### WHAT THIS TASK INVOLVES
Rename "red-point" to "orange-point" in the records, starting at the very beginning and ending at the line that contains "blue-point xyxy=(1139,939,1162,962)", with both of those lines included. Reproduce only those lines, changing nothing else.

### MATERIAL PROVIDED

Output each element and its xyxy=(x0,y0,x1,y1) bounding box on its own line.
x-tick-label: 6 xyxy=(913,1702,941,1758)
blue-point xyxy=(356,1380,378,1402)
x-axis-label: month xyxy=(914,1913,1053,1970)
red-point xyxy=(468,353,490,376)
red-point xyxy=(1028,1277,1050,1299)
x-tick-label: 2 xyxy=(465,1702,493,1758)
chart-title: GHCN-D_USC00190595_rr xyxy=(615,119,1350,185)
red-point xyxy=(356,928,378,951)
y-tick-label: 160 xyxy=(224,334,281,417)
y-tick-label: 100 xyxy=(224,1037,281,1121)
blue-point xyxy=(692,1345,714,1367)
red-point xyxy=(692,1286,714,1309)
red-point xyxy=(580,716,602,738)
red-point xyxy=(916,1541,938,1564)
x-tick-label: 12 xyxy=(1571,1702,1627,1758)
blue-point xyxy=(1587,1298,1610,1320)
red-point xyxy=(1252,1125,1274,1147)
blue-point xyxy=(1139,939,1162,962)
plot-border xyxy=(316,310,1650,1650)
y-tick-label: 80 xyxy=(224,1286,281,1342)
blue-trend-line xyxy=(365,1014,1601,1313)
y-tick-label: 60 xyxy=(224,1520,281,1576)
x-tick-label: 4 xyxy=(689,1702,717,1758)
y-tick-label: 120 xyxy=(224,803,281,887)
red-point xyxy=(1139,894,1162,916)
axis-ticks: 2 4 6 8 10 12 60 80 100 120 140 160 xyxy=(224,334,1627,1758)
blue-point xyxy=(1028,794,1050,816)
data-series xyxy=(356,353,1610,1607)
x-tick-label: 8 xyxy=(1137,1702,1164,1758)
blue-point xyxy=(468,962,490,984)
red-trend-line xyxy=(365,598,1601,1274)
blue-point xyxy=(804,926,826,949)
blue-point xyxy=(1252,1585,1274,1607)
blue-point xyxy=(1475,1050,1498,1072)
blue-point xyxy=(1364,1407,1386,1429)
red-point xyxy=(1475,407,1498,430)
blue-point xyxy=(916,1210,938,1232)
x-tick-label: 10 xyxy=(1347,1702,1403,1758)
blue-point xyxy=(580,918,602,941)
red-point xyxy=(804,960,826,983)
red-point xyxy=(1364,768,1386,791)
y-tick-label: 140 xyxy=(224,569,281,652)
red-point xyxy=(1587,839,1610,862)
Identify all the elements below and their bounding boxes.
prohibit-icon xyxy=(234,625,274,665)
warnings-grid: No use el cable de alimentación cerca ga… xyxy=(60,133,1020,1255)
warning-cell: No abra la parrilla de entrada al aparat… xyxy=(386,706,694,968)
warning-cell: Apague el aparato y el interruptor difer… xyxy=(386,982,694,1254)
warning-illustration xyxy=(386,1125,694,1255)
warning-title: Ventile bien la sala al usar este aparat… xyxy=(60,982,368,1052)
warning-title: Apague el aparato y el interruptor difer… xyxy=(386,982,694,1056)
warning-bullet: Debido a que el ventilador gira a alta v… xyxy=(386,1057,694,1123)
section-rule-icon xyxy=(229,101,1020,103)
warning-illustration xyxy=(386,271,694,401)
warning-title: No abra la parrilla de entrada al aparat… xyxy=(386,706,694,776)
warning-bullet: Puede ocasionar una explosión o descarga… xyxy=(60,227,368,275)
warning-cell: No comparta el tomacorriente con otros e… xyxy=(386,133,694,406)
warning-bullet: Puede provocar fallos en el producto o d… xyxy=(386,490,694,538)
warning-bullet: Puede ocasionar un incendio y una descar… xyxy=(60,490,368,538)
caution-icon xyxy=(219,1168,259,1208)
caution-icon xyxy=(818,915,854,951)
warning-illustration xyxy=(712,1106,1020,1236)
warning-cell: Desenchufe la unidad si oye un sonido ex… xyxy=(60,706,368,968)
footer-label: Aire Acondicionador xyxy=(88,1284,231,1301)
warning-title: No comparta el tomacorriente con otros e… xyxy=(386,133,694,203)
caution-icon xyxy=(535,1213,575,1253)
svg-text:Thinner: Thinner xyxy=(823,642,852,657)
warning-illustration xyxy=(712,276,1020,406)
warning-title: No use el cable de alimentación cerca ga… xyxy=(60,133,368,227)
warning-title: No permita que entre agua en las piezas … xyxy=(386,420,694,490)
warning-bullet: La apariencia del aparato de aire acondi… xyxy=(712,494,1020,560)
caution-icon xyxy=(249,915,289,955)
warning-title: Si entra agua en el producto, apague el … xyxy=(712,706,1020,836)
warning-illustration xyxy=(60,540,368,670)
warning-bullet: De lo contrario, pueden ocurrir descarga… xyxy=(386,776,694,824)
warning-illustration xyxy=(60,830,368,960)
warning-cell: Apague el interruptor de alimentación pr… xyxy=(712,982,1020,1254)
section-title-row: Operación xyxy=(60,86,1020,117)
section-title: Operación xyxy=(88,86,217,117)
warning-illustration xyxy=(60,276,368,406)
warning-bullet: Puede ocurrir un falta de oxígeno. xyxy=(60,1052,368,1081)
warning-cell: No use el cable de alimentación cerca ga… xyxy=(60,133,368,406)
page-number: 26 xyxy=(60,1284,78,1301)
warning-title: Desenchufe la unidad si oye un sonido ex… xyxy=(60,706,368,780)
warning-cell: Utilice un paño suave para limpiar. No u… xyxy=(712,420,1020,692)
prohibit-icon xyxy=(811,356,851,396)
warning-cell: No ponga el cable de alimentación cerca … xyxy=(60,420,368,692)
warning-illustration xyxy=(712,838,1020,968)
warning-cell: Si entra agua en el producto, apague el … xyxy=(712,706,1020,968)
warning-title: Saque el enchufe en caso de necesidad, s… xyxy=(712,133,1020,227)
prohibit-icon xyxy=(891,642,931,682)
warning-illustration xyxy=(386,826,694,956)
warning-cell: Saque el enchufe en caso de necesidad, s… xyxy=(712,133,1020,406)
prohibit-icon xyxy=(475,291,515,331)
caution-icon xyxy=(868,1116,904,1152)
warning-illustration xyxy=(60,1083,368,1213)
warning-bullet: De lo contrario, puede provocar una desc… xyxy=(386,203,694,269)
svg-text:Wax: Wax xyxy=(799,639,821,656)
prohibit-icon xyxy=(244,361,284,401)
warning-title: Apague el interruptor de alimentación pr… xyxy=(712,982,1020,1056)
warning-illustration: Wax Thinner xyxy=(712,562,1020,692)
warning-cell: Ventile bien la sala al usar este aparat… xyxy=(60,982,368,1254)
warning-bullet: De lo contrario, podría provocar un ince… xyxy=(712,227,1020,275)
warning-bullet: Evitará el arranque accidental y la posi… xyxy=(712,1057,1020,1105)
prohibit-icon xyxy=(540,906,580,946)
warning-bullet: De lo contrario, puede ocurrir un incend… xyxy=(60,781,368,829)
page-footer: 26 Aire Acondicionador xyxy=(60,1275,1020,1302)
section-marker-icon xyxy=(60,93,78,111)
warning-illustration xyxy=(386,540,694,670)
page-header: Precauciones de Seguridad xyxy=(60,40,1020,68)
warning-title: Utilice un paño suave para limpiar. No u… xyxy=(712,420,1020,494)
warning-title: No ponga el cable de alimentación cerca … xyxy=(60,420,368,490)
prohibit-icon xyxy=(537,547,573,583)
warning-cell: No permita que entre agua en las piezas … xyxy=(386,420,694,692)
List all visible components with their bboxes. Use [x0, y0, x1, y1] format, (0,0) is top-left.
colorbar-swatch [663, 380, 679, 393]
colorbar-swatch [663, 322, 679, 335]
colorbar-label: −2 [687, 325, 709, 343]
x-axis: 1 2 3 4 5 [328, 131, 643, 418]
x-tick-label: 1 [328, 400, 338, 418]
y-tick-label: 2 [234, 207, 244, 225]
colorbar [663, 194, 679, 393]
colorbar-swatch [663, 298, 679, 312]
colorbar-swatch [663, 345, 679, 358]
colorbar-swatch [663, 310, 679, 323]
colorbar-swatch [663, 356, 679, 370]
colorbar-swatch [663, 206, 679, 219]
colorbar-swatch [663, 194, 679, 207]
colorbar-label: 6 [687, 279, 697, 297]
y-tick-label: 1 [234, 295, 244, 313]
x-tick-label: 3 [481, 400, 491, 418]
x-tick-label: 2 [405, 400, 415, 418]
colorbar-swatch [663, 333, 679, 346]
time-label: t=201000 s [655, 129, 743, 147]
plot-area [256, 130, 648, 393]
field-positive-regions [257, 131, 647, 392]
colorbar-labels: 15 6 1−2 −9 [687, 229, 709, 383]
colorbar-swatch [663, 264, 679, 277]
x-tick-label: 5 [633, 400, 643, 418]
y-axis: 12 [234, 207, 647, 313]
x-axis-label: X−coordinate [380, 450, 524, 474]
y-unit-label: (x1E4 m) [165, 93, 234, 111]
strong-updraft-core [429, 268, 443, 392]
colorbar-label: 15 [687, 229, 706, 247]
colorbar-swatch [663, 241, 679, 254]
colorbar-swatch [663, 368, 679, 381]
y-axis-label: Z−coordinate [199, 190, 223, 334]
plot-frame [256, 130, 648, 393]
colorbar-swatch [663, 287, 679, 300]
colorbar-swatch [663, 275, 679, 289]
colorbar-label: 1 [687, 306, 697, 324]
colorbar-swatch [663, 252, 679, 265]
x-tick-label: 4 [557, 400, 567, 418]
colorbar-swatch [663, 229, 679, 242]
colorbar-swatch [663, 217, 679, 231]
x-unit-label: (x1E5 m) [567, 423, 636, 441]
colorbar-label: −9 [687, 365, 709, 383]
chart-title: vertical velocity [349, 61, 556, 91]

### TASK ANSWER
Output each element and its xyxy=(x0,y0,x1,y1) bounding box on its own line.
x-tick-label: 6 xyxy=(913,1702,941,1758)
blue-point xyxy=(356,1380,378,1402)
x-axis-label: month xyxy=(914,1913,1053,1970)
orange-point xyxy=(468,353,490,376)
orange-point xyxy=(1028,1277,1050,1299)
x-tick-label: 2 xyxy=(465,1702,493,1758)
chart-title: GHCN-D_USC00190595_rr xyxy=(615,119,1350,185)
orange-point xyxy=(356,928,378,951)
y-tick-label: 160 xyxy=(224,334,281,417)
y-tick-label: 100 xyxy=(224,1037,281,1121)
blue-point xyxy=(692,1345,714,1367)
orange-point xyxy=(692,1286,714,1309)
orange-point xyxy=(580,716,602,738)
orange-point xyxy=(916,1541,938,1564)
x-tick-label: 12 xyxy=(1571,1702,1627,1758)
blue-point xyxy=(1587,1298,1610,1320)
orange-point xyxy=(1252,1125,1274,1147)
blue-point xyxy=(1139,939,1162,962)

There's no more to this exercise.